### What is required
Return the listing below exactly, with the pictures dropped.

— Begin —

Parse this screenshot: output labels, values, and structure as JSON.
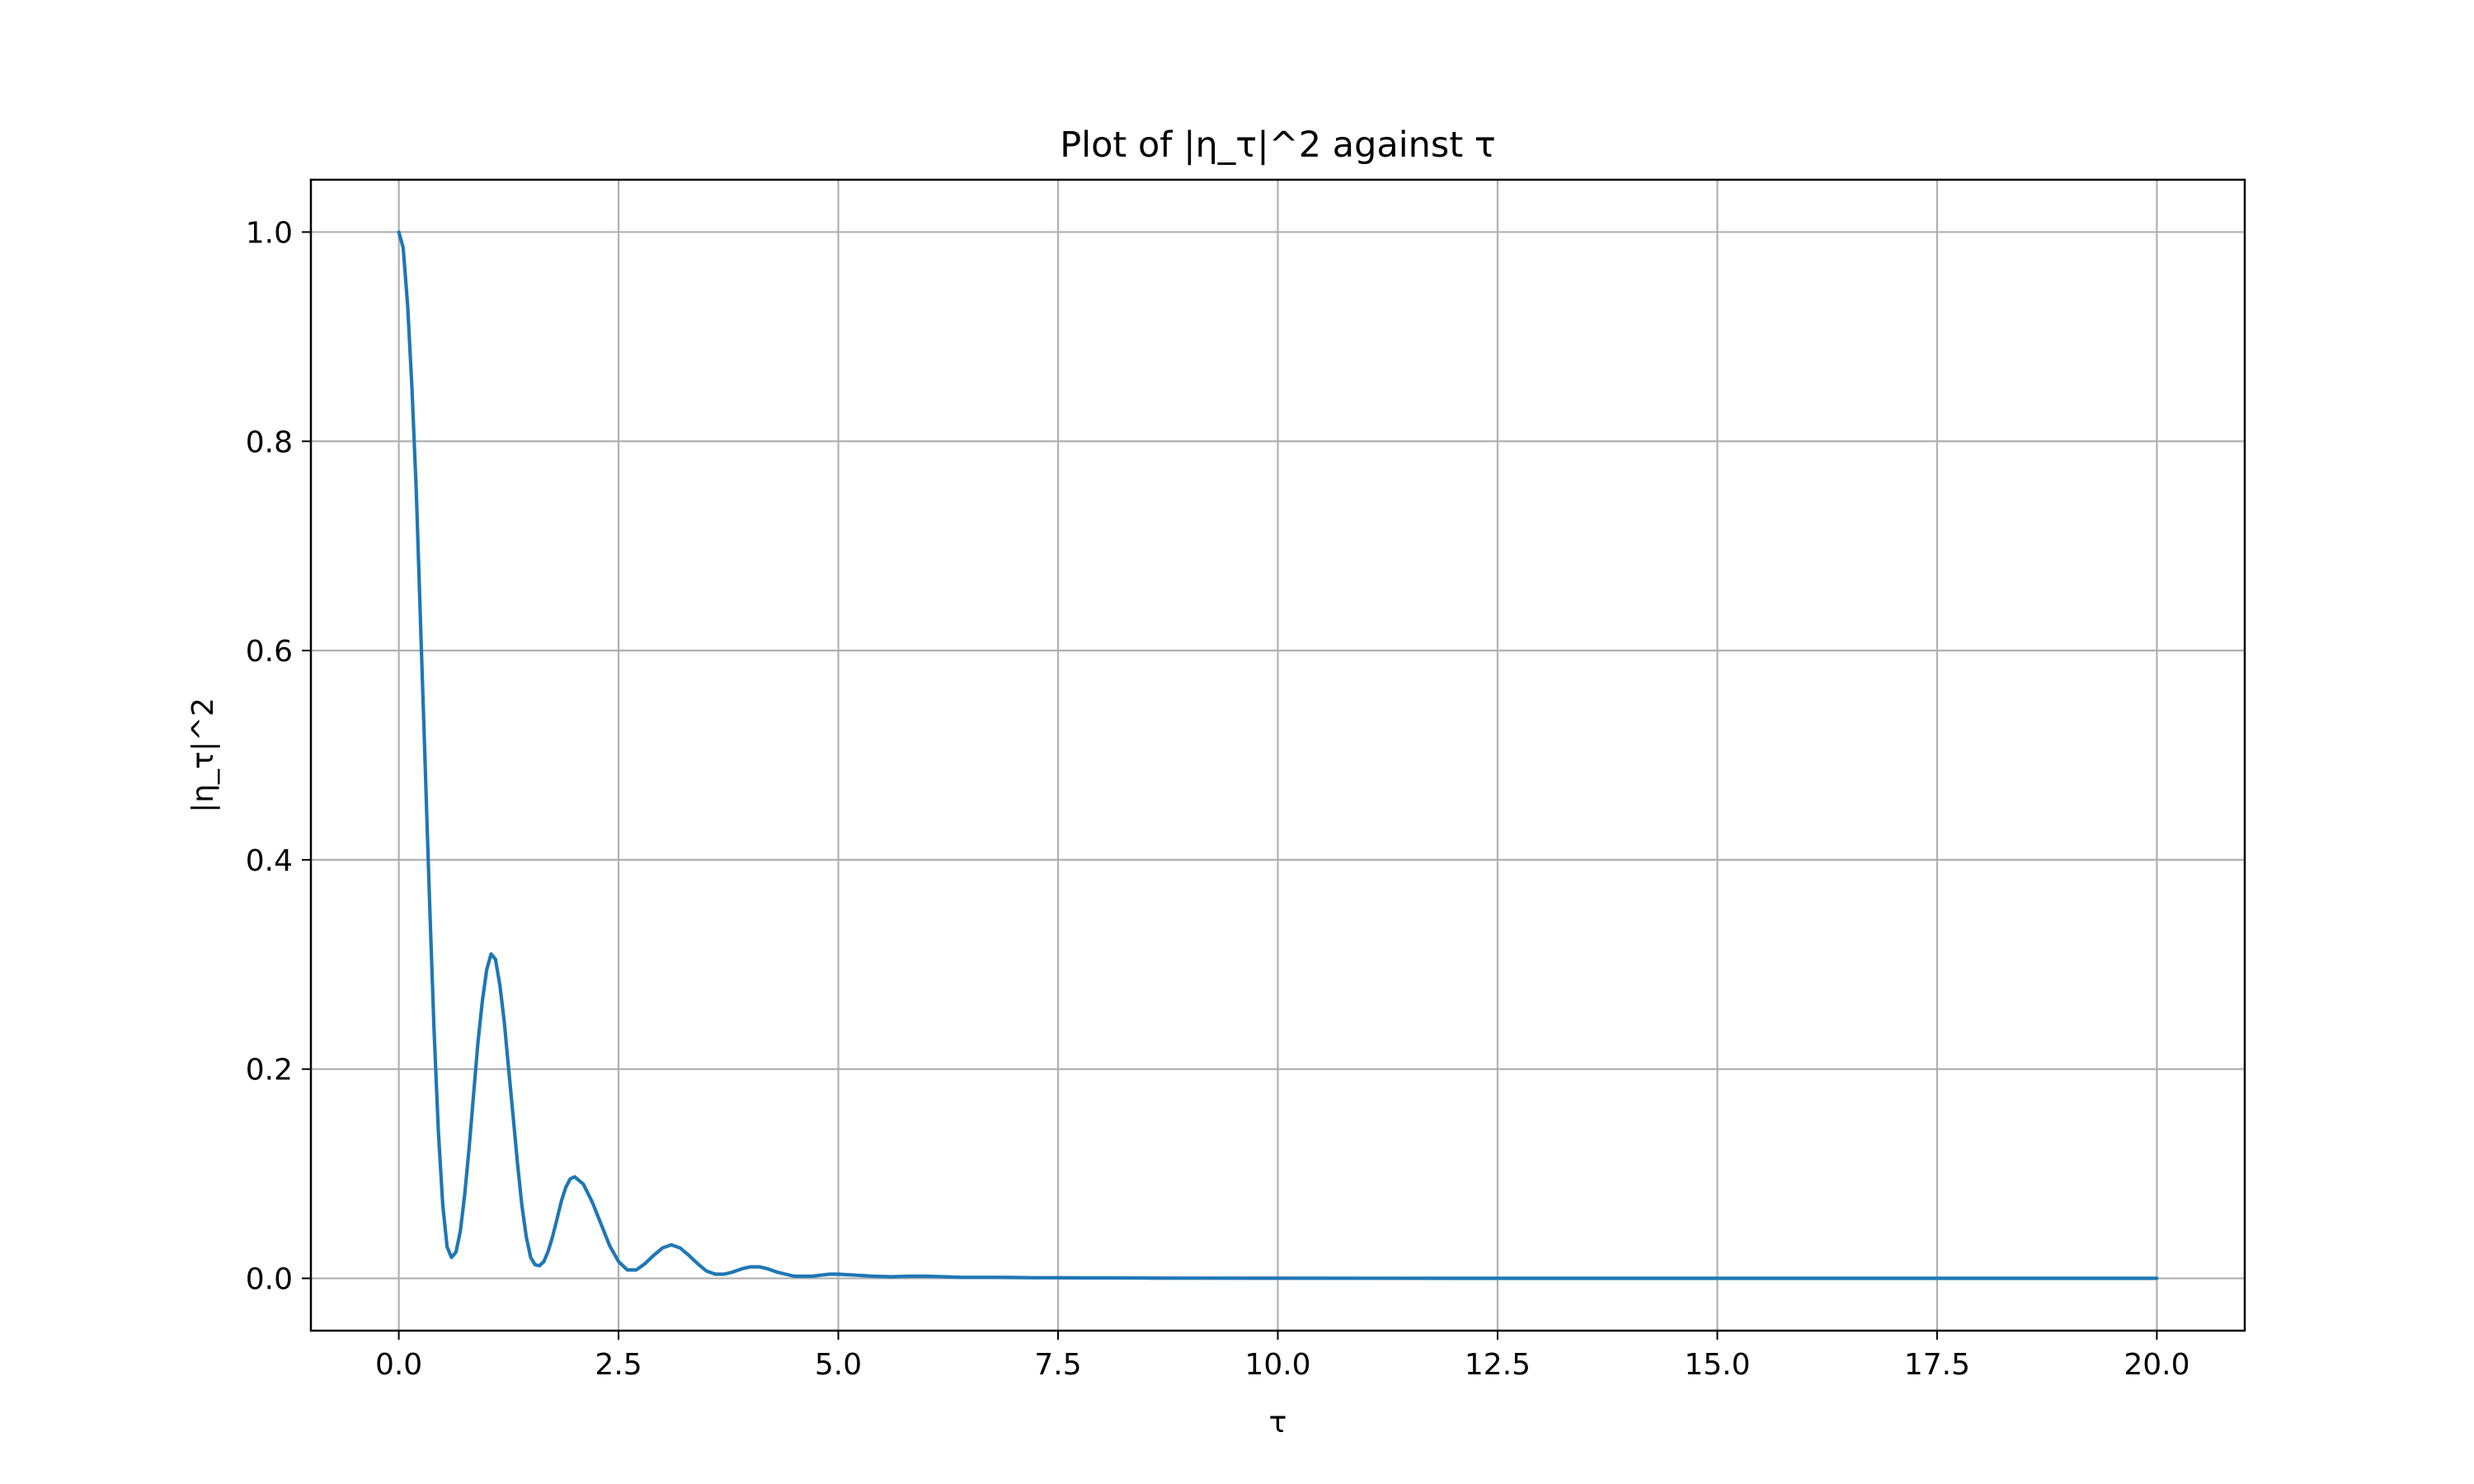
{
  "chart_data": {
    "type": "line",
    "title": "Plot of |η_τ|^2 against τ",
    "xlabel": "τ",
    "ylabel": "|η_τ|^2",
    "xlim": [
      -1.0,
      21.0
    ],
    "ylim": [
      -0.05,
      1.05
    ],
    "xticks": [
      0.0,
      2.5,
      5.0,
      7.5,
      10.0,
      12.5,
      15.0,
      17.5,
      20.0
    ],
    "xtick_labels": [
      "0.0",
      "2.5",
      "5.0",
      "7.5",
      "10.0",
      "12.5",
      "15.0",
      "17.5",
      "20.0"
    ],
    "yticks": [
      0.0,
      0.2,
      0.4,
      0.6,
      0.8,
      1.0
    ],
    "ytick_labels": [
      "0.0",
      "0.2",
      "0.4",
      "0.6",
      "0.8",
      "1.0"
    ],
    "grid": true,
    "colors": {
      "line": "#1f77b4",
      "grid": "#b0b0b0",
      "axes": "#000000"
    },
    "series": [
      {
        "x": [
          0.0,
          0.05,
          0.1,
          0.15,
          0.2,
          0.25,
          0.3,
          0.35,
          0.4,
          0.45,
          0.5,
          0.55,
          0.6,
          0.65,
          0.7,
          0.75,
          0.8,
          0.85,
          0.9,
          0.95,
          1.0,
          1.05,
          1.1,
          1.15,
          1.2,
          1.25,
          1.3,
          1.35,
          1.4,
          1.45,
          1.5,
          1.55,
          1.6,
          1.65,
          1.7,
          1.75,
          1.8,
          1.85,
          1.9,
          1.95,
          2.0,
          2.1,
          2.2,
          2.3,
          2.4,
          2.5,
          2.6,
          2.7,
          2.8,
          2.9,
          3.0,
          3.1,
          3.2,
          3.3,
          3.4,
          3.5,
          3.6,
          3.7,
          3.8,
          3.9,
          4.0,
          4.1,
          4.2,
          4.3,
          4.4,
          4.5,
          4.6,
          4.7,
          4.8,
          4.9,
          5.0,
          5.2,
          5.4,
          5.6,
          5.8,
          6.0,
          6.2,
          6.4,
          6.6,
          6.8,
          7.0,
          7.2,
          7.4,
          7.6,
          7.8,
          8.0,
          8.5,
          9.0,
          10.0,
          12.0,
          14.0,
          16.0,
          18.0,
          20.0
        ],
        "y": [
          1.0,
          0.985,
          0.93,
          0.85,
          0.75,
          0.62,
          0.49,
          0.36,
          0.24,
          0.14,
          0.07,
          0.03,
          0.02,
          0.025,
          0.045,
          0.08,
          0.125,
          0.175,
          0.225,
          0.265,
          0.295,
          0.31,
          0.305,
          0.28,
          0.245,
          0.2,
          0.155,
          0.11,
          0.07,
          0.04,
          0.02,
          0.013,
          0.012,
          0.016,
          0.026,
          0.04,
          0.057,
          0.074,
          0.087,
          0.095,
          0.097,
          0.09,
          0.073,
          0.052,
          0.031,
          0.016,
          0.008,
          0.008,
          0.014,
          0.022,
          0.029,
          0.032,
          0.029,
          0.022,
          0.014,
          0.007,
          0.004,
          0.004,
          0.006,
          0.009,
          0.011,
          0.011,
          0.009,
          0.006,
          0.004,
          0.002,
          0.002,
          0.002,
          0.003,
          0.004,
          0.004,
          0.003,
          0.002,
          0.0015,
          0.002,
          0.002,
          0.0015,
          0.001,
          0.001,
          0.001,
          0.0008,
          0.0006,
          0.0006,
          0.0005,
          0.0004,
          0.0004,
          0.0003,
          0.0002,
          0.0001,
          5e-05,
          3e-05,
          2e-05,
          1e-05,
          0.0
        ]
      }
    ]
  }
}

— End —

### Full solution
Parse this screenshot: output labels, values, and structure as JSON.
{
  "chart_data": {
    "type": "line",
    "title": "Plot of |η_τ|^2 against τ",
    "xlabel": "τ",
    "ylabel": "|η_τ|^2",
    "xlim": [
      -1.0,
      21.0
    ],
    "ylim": [
      -0.05,
      1.05
    ],
    "xticks": [
      0.0,
      2.5,
      5.0,
      7.5,
      10.0,
      12.5,
      15.0,
      17.5,
      20.0
    ],
    "xtick_labels": [
      "0.0",
      "2.5",
      "5.0",
      "7.5",
      "10.0",
      "12.5",
      "15.0",
      "17.5",
      "20.0"
    ],
    "yticks": [
      0.0,
      0.2,
      0.4,
      0.6,
      0.8,
      1.0
    ],
    "ytick_labels": [
      "0.0",
      "0.2",
      "0.4",
      "0.6",
      "0.8",
      "1.0"
    ],
    "grid": true,
    "colors": {
      "line": "#1f77b4",
      "grid": "#b0b0b0",
      "axes": "#000000"
    },
    "series": [
      {
        "x": [
          0.0,
          0.05,
          0.1,
          0.15,
          0.2,
          0.25,
          0.3,
          0.35,
          0.4,
          0.45,
          0.5,
          0.55,
          0.6,
          0.65,
          0.7,
          0.75,
          0.8,
          0.85,
          0.9,
          0.95,
          1.0,
          1.05,
          1.1,
          1.15,
          1.2,
          1.25,
          1.3,
          1.35,
          1.4,
          1.45,
          1.5,
          1.55,
          1.6,
          1.65,
          1.7,
          1.75,
          1.8,
          1.85,
          1.9,
          1.95,
          2.0,
          2.1,
          2.2,
          2.3,
          2.4,
          2.5,
          2.6,
          2.7,
          2.8,
          2.9,
          3.0,
          3.1,
          3.2,
          3.3,
          3.4,
          3.5,
          3.6,
          3.7,
          3.8,
          3.9,
          4.0,
          4.1,
          4.2,
          4.3,
          4.4,
          4.5,
          4.6,
          4.7,
          4.8,
          4.9,
          5.0,
          5.2,
          5.4,
          5.6,
          5.8,
          6.0,
          6.2,
          6.4,
          6.6,
          6.8,
          7.0,
          7.2,
          7.4,
          7.6,
          7.8,
          8.0,
          8.5,
          9.0,
          10.0,
          12.0,
          14.0,
          16.0,
          18.0,
          20.0
        ],
        "y": [
          1.0,
          0.985,
          0.93,
          0.85,
          0.75,
          0.62,
          0.49,
          0.36,
          0.24,
          0.14,
          0.07,
          0.03,
          0.02,
          0.025,
          0.045,
          0.08,
          0.125,
          0.175,
          0.225,
          0.265,
          0.295,
          0.31,
          0.305,
          0.28,
          0.245,
          0.2,
          0.155,
          0.11,
          0.07,
          0.04,
          0.02,
          0.013,
          0.012,
          0.016,
          0.026,
          0.04,
          0.057,
          0.074,
          0.087,
          0.095,
          0.097,
          0.09,
          0.073,
          0.052,
          0.031,
          0.016,
          0.008,
          0.008,
          0.014,
          0.022,
          0.029,
          0.032,
          0.029,
          0.022,
          0.014,
          0.007,
          0.004,
          0.004,
          0.006,
          0.009,
          0.011,
          0.011,
          0.009,
          0.006,
          0.004,
          0.002,
          0.002,
          0.002,
          0.003,
          0.004,
          0.004,
          0.003,
          0.002,
          0.0015,
          0.002,
          0.002,
          0.0015,
          0.001,
          0.001,
          0.001,
          0.0008,
          0.0006,
          0.0006,
          0.0005,
          0.0004,
          0.0004,
          0.0003,
          0.0002,
          0.0001,
          5e-05,
          3e-05,
          2e-05,
          1e-05,
          0.0
        ]
      }
    ]
  }
}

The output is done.